## begin
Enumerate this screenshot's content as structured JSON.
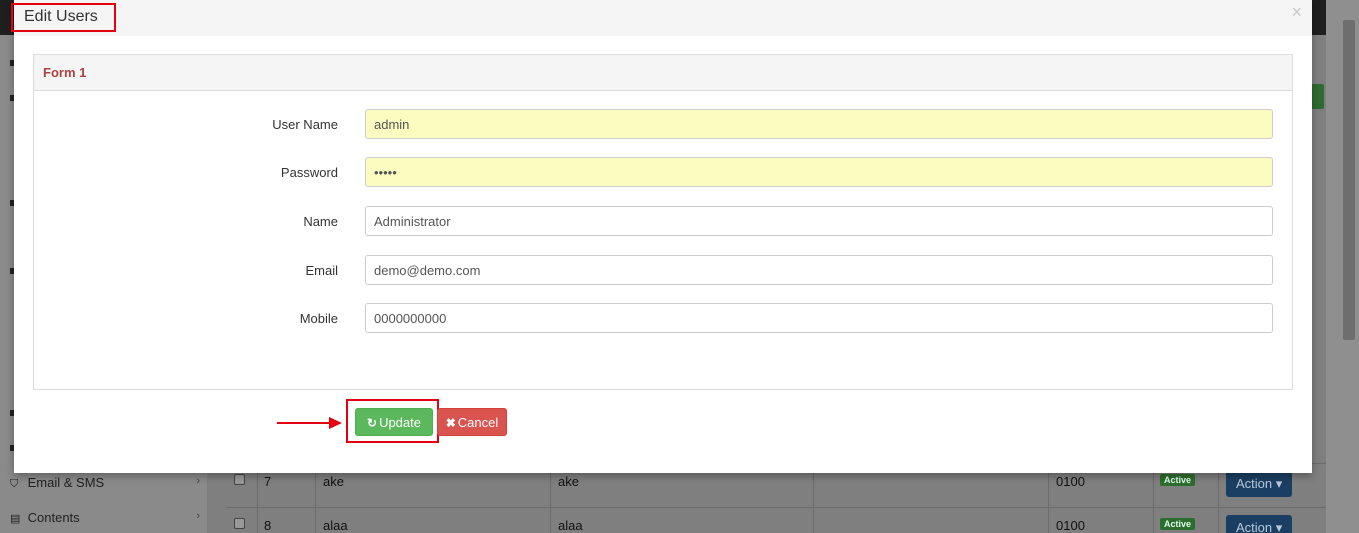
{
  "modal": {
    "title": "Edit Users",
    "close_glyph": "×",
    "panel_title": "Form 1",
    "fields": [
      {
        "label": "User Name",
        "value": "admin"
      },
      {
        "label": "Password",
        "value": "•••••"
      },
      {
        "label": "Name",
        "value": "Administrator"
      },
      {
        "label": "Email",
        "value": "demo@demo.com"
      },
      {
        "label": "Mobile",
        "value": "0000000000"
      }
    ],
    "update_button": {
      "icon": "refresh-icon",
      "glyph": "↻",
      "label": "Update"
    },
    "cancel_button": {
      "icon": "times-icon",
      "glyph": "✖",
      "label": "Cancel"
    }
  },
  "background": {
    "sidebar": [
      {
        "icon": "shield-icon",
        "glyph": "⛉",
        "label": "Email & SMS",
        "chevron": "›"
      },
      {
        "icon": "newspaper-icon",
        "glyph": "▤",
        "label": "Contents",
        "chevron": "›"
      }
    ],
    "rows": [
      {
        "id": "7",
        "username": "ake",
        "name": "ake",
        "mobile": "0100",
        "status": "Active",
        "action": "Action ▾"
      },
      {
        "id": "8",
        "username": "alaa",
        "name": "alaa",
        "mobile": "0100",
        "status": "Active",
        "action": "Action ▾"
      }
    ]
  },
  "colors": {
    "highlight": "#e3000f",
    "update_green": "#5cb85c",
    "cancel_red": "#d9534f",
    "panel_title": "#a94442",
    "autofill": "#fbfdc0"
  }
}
## end
Task to complete> In the copy, include all records verbatim but no images.

Answer for the task>
Enumerate this screenshot's content as structured JSON.
{
  "modal": {
    "title": "Edit Users",
    "close_glyph": "×",
    "panel_title": "Form 1",
    "fields": [
      {
        "label": "User Name",
        "value": "admin"
      },
      {
        "label": "Password",
        "value": "•••••"
      },
      {
        "label": "Name",
        "value": "Administrator"
      },
      {
        "label": "Email",
        "value": "demo@demo.com"
      },
      {
        "label": "Mobile",
        "value": "0000000000"
      }
    ],
    "update_button": {
      "icon": "refresh-icon",
      "glyph": "↻",
      "label": "Update"
    },
    "cancel_button": {
      "icon": "times-icon",
      "glyph": "✖",
      "label": "Cancel"
    }
  },
  "background": {
    "sidebar": [
      {
        "icon": "shield-icon",
        "glyph": "⛉",
        "label": "Email & SMS",
        "chevron": "›"
      },
      {
        "icon": "newspaper-icon",
        "glyph": "▤",
        "label": "Contents",
        "chevron": "›"
      }
    ],
    "rows": [
      {
        "id": "7",
        "username": "ake",
        "name": "ake",
        "mobile": "0100",
        "status": "Active",
        "action": "Action ▾"
      },
      {
        "id": "8",
        "username": "alaa",
        "name": "alaa",
        "mobile": "0100",
        "status": "Active",
        "action": "Action ▾"
      }
    ]
  },
  "colors": {
    "highlight": "#e3000f",
    "update_green": "#5cb85c",
    "cancel_red": "#d9534f",
    "panel_title": "#a94442",
    "autofill": "#fbfdc0"
  }
}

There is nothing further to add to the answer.